=== MATERIAL ===

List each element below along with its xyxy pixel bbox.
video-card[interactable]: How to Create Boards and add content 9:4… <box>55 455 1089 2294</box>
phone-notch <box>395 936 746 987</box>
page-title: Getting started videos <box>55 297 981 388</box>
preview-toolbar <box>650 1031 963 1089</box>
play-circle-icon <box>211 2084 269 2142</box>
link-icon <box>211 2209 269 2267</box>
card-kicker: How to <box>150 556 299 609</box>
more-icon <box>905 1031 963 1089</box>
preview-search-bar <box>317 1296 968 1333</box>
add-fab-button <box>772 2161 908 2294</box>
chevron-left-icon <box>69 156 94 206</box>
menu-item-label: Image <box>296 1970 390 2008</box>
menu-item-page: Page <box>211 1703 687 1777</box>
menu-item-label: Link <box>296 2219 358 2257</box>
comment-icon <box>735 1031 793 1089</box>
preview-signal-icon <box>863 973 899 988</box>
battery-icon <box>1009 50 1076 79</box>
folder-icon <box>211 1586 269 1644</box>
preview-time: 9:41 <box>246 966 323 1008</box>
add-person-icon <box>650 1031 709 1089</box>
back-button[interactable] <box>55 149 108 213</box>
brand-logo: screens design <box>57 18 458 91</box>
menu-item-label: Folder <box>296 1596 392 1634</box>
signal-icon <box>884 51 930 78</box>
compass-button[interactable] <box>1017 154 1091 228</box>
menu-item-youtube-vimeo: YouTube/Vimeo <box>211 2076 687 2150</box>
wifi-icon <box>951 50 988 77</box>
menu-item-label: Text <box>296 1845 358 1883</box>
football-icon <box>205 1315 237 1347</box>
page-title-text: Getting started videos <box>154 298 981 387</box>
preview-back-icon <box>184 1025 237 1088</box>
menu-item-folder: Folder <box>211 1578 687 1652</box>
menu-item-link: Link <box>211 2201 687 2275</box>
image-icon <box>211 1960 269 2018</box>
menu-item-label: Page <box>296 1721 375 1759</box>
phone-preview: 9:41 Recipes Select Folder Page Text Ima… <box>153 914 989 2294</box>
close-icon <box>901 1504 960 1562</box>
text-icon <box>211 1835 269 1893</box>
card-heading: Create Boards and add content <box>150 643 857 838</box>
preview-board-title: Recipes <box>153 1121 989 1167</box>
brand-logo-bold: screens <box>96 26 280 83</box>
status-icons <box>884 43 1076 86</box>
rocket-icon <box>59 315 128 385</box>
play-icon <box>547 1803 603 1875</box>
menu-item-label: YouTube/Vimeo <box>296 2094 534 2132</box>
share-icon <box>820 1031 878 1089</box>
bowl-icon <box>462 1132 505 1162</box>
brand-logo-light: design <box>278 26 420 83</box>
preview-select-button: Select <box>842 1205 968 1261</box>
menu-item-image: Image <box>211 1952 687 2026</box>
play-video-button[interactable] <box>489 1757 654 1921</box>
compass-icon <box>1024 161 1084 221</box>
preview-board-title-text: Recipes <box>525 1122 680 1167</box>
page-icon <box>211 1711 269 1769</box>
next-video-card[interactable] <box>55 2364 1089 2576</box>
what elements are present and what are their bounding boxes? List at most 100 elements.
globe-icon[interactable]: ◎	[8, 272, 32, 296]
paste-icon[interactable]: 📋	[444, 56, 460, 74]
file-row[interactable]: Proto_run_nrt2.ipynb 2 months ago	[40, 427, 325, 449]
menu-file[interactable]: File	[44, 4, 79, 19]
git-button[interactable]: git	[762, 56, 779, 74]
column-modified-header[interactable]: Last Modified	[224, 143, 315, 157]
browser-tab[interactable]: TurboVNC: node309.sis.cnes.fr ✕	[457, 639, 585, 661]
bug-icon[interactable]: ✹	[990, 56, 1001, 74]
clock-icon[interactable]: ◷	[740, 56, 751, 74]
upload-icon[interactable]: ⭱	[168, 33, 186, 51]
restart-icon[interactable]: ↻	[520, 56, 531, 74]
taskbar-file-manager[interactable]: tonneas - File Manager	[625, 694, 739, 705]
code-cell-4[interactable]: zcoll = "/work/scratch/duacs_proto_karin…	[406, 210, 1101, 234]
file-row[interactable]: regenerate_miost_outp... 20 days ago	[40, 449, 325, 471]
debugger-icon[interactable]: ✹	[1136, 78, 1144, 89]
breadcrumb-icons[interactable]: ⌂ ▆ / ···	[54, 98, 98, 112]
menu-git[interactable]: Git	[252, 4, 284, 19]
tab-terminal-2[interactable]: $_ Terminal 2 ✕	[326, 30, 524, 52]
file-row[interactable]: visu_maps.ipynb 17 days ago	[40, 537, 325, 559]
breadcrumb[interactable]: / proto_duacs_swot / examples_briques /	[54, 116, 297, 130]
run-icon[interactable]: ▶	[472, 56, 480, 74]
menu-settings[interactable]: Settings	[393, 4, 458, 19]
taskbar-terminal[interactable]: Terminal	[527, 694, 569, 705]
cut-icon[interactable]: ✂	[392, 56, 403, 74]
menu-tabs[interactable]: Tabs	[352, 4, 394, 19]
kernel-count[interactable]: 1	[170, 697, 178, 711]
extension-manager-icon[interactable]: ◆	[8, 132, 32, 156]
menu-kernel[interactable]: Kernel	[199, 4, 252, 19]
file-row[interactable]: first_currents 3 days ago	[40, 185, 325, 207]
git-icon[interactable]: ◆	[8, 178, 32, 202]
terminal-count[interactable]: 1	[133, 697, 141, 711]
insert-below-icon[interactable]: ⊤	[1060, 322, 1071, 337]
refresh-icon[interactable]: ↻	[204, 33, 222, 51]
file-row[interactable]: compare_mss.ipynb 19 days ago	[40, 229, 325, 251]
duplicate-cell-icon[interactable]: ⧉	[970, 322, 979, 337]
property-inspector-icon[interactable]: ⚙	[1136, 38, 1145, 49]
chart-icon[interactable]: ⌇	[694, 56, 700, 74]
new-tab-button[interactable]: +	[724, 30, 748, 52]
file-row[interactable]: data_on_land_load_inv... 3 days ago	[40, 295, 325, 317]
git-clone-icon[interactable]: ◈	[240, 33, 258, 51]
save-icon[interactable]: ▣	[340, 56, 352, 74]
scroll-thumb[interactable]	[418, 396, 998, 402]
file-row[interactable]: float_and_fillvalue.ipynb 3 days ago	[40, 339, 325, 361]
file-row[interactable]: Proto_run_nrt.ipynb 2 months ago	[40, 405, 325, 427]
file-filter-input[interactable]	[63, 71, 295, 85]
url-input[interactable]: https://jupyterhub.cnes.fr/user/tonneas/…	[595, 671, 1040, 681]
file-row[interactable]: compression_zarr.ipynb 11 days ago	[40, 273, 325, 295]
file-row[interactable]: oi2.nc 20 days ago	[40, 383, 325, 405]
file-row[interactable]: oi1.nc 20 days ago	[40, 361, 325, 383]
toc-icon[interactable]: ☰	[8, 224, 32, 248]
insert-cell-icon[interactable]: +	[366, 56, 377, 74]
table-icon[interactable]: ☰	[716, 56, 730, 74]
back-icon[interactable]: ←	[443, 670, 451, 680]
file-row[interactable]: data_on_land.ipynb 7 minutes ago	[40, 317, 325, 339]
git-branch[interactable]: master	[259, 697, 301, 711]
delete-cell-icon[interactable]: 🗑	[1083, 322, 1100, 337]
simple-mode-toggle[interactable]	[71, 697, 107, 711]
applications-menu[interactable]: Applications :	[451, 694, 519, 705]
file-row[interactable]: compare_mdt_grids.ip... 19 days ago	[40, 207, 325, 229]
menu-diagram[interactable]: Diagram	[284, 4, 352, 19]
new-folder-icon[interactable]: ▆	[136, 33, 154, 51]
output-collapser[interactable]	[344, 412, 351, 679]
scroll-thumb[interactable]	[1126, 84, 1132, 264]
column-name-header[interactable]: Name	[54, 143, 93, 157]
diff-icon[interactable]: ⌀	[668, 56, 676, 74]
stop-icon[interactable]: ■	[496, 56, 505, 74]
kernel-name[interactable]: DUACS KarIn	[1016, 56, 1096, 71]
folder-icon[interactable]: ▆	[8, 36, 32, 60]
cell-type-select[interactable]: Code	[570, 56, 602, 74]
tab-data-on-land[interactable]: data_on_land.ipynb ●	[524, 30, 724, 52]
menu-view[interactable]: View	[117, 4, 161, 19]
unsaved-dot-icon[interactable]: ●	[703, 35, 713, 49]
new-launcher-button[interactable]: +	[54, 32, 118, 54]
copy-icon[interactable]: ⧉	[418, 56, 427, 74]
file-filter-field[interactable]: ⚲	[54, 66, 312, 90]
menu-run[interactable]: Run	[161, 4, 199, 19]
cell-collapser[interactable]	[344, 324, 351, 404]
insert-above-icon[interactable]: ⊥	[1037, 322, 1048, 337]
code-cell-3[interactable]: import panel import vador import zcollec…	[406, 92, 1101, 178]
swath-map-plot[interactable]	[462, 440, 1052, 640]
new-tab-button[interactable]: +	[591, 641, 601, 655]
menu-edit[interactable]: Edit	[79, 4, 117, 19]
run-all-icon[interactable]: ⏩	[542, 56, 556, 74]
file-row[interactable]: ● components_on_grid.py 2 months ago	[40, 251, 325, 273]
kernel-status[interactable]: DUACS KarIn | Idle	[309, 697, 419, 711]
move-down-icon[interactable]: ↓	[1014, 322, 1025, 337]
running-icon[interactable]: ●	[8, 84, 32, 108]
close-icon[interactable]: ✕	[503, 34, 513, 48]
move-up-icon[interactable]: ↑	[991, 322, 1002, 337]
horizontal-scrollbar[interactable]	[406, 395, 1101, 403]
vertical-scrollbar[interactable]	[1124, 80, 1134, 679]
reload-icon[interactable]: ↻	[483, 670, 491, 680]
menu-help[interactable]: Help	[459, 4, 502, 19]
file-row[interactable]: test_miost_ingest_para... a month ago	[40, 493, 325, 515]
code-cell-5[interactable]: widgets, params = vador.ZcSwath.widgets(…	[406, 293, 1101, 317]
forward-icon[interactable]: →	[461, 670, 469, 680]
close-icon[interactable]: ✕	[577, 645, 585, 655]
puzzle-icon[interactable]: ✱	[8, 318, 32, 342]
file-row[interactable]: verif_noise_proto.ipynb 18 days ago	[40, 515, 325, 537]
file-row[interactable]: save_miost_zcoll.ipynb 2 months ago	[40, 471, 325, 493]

===

Copy the rows above word for word, starting at the very first row and ending at the row that contains "play-circle-icon <box>211 2084 269 2142</box>", with both of those rows included.

■ REPLY
List each element below along with its xyxy pixel bbox.
video-card[interactable]: How to Create Boards and add content 9:4… <box>55 455 1089 2294</box>
phone-notch <box>395 936 746 987</box>
page-title: Getting started videos <box>55 297 981 388</box>
preview-toolbar <box>650 1031 963 1089</box>
play-circle-icon <box>211 2084 269 2142</box>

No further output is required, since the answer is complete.